Stored data
────────────────────
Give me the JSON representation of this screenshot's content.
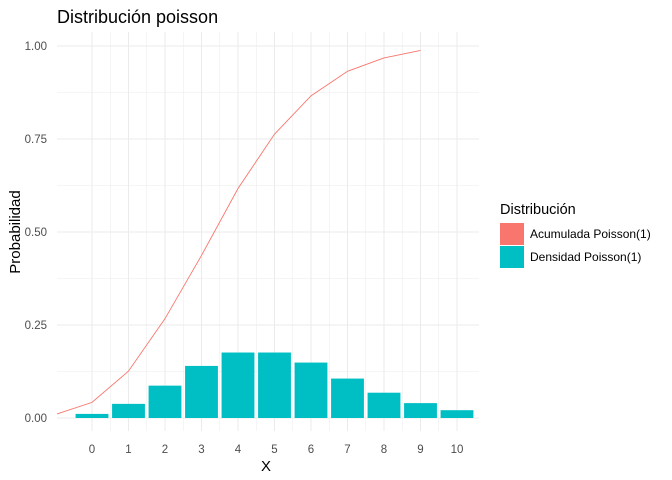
{
  "chart_data": {
    "type": "bar",
    "title": "Distribución poisson",
    "xlabel": "X",
    "ylabel": "Probabilidad",
    "x": [
      0,
      1,
      2,
      3,
      4,
      5,
      6,
      7,
      8,
      9,
      10
    ],
    "xticks": [
      "0",
      "1",
      "2",
      "3",
      "4",
      "5",
      "6",
      "7",
      "8",
      "9",
      "10"
    ],
    "yticks": [
      "0.00",
      "0.25",
      "0.50",
      "0.75",
      "1.00"
    ],
    "ylim": [
      0,
      1
    ],
    "grid": true,
    "legend": {
      "title": "Distribución",
      "position": "right"
    },
    "series": [
      {
        "name": "Densidad Poisson(1)",
        "type": "bar",
        "color": "#00BFC4",
        "values": [
          0.011,
          0.038,
          0.087,
          0.14,
          0.176,
          0.176,
          0.149,
          0.106,
          0.068,
          0.04,
          0.021
        ]
      },
      {
        "name": "Acumulada Poisson(1)",
        "type": "line",
        "color": "#F8766D",
        "x": [
          -1,
          0,
          1,
          2,
          3,
          4,
          5,
          6,
          7,
          8,
          9
        ],
        "values": [
          0.011,
          0.042,
          0.126,
          0.267,
          0.437,
          0.617,
          0.763,
          0.866,
          0.932,
          0.968,
          0.988
        ]
      }
    ]
  }
}
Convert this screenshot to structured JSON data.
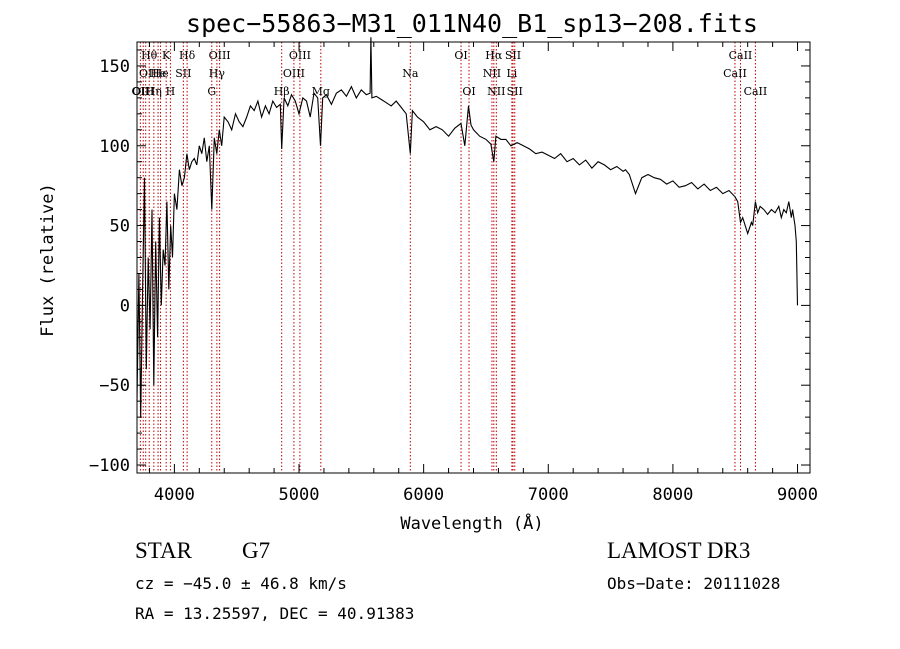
{
  "chart_data": {
    "type": "line",
    "title": "spec−55863−M31_011N40_B1_sp13−208.fits",
    "xlabel": "Wavelength (Å)",
    "ylabel": "Flux (relative)",
    "xlim": [
      3700,
      9100
    ],
    "ylim": [
      -105,
      165
    ],
    "x_ticks": [
      4000,
      5000,
      6000,
      7000,
      8000,
      9000
    ],
    "x_tick_labels": [
      "4000",
      "5000",
      "6000",
      "7000",
      "8000",
      "9000"
    ],
    "y_ticks": [
      -100,
      -50,
      0,
      50,
      100,
      150
    ],
    "y_tick_labels": [
      "−100",
      "−50",
      "0",
      "50",
      "100",
      "150"
    ],
    "series": [
      {
        "name": "flux",
        "x": [
          3700,
          3715,
          3730,
          3745,
          3760,
          3775,
          3790,
          3805,
          3820,
          3835,
          3850,
          3865,
          3880,
          3895,
          3910,
          3925,
          3940,
          3955,
          3970,
          3985,
          4000,
          4020,
          4040,
          4060,
          4080,
          4100,
          4120,
          4140,
          4160,
          4180,
          4200,
          4220,
          4240,
          4260,
          4280,
          4300,
          4320,
          4340,
          4360,
          4380,
          4400,
          4430,
          4460,
          4490,
          4520,
          4550,
          4580,
          4610,
          4640,
          4670,
          4700,
          4730,
          4760,
          4790,
          4820,
          4850,
          4861,
          4880,
          4910,
          4940,
          4970,
          5000,
          5030,
          5060,
          5090,
          5120,
          5150,
          5172,
          5190,
          5220,
          5260,
          5300,
          5340,
          5380,
          5420,
          5460,
          5500,
          5540,
          5570,
          5577,
          5585,
          5620,
          5660,
          5700,
          5740,
          5780,
          5820,
          5860,
          5893,
          5910,
          5950,
          6000,
          6050,
          6100,
          6150,
          6200,
          6250,
          6300,
          6330,
          6360,
          6380,
          6400,
          6450,
          6500,
          6540,
          6563,
          6580,
          6620,
          6660,
          6700,
          6750,
          6800,
          6850,
          6900,
          6950,
          7000,
          7050,
          7100,
          7150,
          7200,
          7250,
          7300,
          7350,
          7400,
          7450,
          7500,
          7550,
          7600,
          7620,
          7650,
          7700,
          7750,
          7800,
          7850,
          7900,
          7950,
          8000,
          8050,
          8100,
          8150,
          8200,
          8250,
          8300,
          8350,
          8400,
          8450,
          8498,
          8520,
          8542,
          8560,
          8600,
          8630,
          8640,
          8662,
          8680,
          8700,
          8730,
          8760,
          8790,
          8820,
          8850,
          8870,
          8890,
          8910,
          8930,
          8950,
          8960,
          8970,
          8980,
          8990,
          9000
        ],
        "y": [
          -60,
          20,
          -70,
          10,
          80,
          -40,
          30,
          -15,
          60,
          -50,
          40,
          -20,
          55,
          0,
          35,
          25,
          65,
          10,
          50,
          30,
          70,
          60,
          85,
          75,
          80,
          95,
          85,
          90,
          92,
          88,
          100,
          95,
          105,
          90,
          100,
          60,
          105,
          95,
          110,
          100,
          118,
          115,
          110,
          120,
          115,
          112,
          118,
          125,
          122,
          128,
          118,
          125,
          120,
          128,
          124,
          126,
          98,
          130,
          125,
          132,
          128,
          120,
          130,
          128,
          118,
          133,
          130,
          100,
          130,
          132,
          126,
          133,
          135,
          131,
          137,
          130,
          135,
          132,
          133,
          168,
          130,
          131,
          129,
          127,
          125,
          128,
          124,
          120,
          95,
          122,
          118,
          115,
          110,
          112,
          110,
          106,
          111,
          114,
          100,
          125,
          113,
          110,
          106,
          104,
          101,
          90,
          106,
          104,
          104,
          100,
          102,
          100,
          98,
          95,
          96,
          94,
          92,
          95,
          90,
          92,
          88,
          91,
          86,
          90,
          88,
          85,
          87,
          84,
          85,
          82,
          70,
          80,
          82,
          80,
          79,
          76,
          78,
          74,
          75,
          77,
          73,
          76,
          72,
          74,
          70,
          72,
          68,
          65,
          52,
          55,
          45,
          52,
          50,
          65,
          58,
          62,
          60,
          57,
          60,
          58,
          62,
          55,
          60,
          58,
          65,
          55,
          60,
          55,
          50,
          40,
          0
        ]
      }
    ],
    "lines": [
      {
        "x": 3727,
        "label": "OII",
        "row": 2
      },
      {
        "x": 3750,
        "label": "OIII",
        "row": 2
      },
      {
        "x": 3770,
        "label": "OI",
        "row": 1
      },
      {
        "x": 3798,
        "label": "Hθ",
        "row": 0
      },
      {
        "x": 3835,
        "label": "Hη",
        "row": 2
      },
      {
        "x": 3869,
        "label": "He",
        "row": 1
      },
      {
        "x": 3889,
        "label": "He",
        "row": 1
      },
      {
        "x": 3934,
        "label": "K",
        "row": 0
      },
      {
        "x": 3968,
        "label": "H",
        "row": 2
      },
      {
        "x": 4072,
        "label": "SII",
        "row": 1
      },
      {
        "x": 4102,
        "label": "Hδ",
        "row": 0
      },
      {
        "x": 4300,
        "label": "G",
        "row": 2
      },
      {
        "x": 4341,
        "label": "Hγ",
        "row": 1
      },
      {
        "x": 4363,
        "label": "OIII",
        "row": 0
      },
      {
        "x": 4861,
        "label": "Hβ",
        "row": 2
      },
      {
        "x": 4959,
        "label": "OIII",
        "row": 1
      },
      {
        "x": 5007,
        "label": "OIII",
        "row": 0
      },
      {
        "x": 5175,
        "label": "Mg",
        "row": 2
      },
      {
        "x": 5893,
        "label": "Na",
        "row": 1
      },
      {
        "x": 6300,
        "label": "OI",
        "row": 0
      },
      {
        "x": 6364,
        "label": "OI",
        "row": 2
      },
      {
        "x": 6548,
        "label": "NII",
        "row": 1
      },
      {
        "x": 6563,
        "label": "Hα",
        "row": 0
      },
      {
        "x": 6583,
        "label": "NII",
        "row": 2
      },
      {
        "x": 6708,
        "label": "Li",
        "row": 1
      },
      {
        "x": 6717,
        "label": "SII",
        "row": 0
      },
      {
        "x": 6731,
        "label": "SII",
        "row": 2
      },
      {
        "x": 8498,
        "label": "CaII",
        "row": 1
      },
      {
        "x": 8542,
        "label": "CaII",
        "row": 0
      },
      {
        "x": 8662,
        "label": "CaII",
        "row": 2
      }
    ]
  },
  "info": {
    "class": "STAR",
    "subclass": "G7",
    "survey": "LAMOST DR3",
    "cz": "cz = −45.0 ± 46.8 km/s",
    "obs_date": "Obs−Date: 20111028",
    "radec": "RA =  13.25597, DEC =  40.91383"
  },
  "colors": {
    "spectrum": "#000000",
    "lines": "#c00000"
  }
}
────────────────────
*The task*. Looking at the entries above, how many lines contain the word "JSON"? Answer with the number alone.

*The solution*. 2